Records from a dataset
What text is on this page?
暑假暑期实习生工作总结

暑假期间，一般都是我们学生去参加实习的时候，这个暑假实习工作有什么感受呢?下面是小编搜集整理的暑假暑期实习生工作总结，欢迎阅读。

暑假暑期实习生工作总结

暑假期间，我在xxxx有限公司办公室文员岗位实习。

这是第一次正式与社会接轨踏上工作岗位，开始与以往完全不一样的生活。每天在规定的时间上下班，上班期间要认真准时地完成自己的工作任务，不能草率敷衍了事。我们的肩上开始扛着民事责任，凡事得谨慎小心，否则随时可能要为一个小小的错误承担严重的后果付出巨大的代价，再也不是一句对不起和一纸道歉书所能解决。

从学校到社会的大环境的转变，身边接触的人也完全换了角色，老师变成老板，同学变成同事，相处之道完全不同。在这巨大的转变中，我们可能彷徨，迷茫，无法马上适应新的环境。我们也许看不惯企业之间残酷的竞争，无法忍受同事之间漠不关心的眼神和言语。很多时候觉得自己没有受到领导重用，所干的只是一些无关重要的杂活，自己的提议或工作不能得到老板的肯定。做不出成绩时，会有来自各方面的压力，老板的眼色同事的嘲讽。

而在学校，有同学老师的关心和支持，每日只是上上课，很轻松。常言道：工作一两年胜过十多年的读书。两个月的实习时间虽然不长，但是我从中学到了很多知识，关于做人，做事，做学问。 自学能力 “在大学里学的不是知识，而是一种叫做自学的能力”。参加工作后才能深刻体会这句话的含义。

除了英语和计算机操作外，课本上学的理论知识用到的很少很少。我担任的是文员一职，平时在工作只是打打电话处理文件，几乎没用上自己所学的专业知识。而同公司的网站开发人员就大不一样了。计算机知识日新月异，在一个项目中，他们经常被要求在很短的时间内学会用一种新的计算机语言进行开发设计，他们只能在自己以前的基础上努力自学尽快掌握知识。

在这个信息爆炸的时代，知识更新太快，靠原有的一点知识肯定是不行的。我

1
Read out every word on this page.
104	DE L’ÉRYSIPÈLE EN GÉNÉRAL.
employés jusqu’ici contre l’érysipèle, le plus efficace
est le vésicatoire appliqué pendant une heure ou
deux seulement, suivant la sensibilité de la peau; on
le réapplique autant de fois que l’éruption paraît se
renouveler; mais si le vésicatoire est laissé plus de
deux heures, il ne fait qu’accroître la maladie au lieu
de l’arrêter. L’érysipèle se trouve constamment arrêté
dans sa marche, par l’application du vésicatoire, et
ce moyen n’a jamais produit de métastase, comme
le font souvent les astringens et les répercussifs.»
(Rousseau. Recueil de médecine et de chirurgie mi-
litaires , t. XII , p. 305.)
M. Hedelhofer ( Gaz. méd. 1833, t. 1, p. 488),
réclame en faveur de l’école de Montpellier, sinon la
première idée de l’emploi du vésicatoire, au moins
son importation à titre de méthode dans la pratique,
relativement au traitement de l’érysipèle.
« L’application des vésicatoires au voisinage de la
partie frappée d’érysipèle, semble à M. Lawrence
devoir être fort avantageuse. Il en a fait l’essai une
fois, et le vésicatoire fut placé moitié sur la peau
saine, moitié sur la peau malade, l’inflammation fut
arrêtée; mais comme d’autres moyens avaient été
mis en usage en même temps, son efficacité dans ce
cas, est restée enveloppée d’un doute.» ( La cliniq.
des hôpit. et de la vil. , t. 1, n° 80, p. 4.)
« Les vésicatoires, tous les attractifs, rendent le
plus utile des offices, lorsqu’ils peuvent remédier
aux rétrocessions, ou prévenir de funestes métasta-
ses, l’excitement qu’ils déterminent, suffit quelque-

- PROBLEM STATEMENT -
Check each line of the entries above for the word "暑假期间". List the ones that have it.

- TASK OUTPUT -
暑假期间，一般都是我们学生去参加实习的时候，这个暑假实习工作有什么感受呢?下面是小编搜集整理的暑假暑期实习生工作总结，欢迎阅读。
暑假期间，我在xxxx有限公司办公室文员岗位实习。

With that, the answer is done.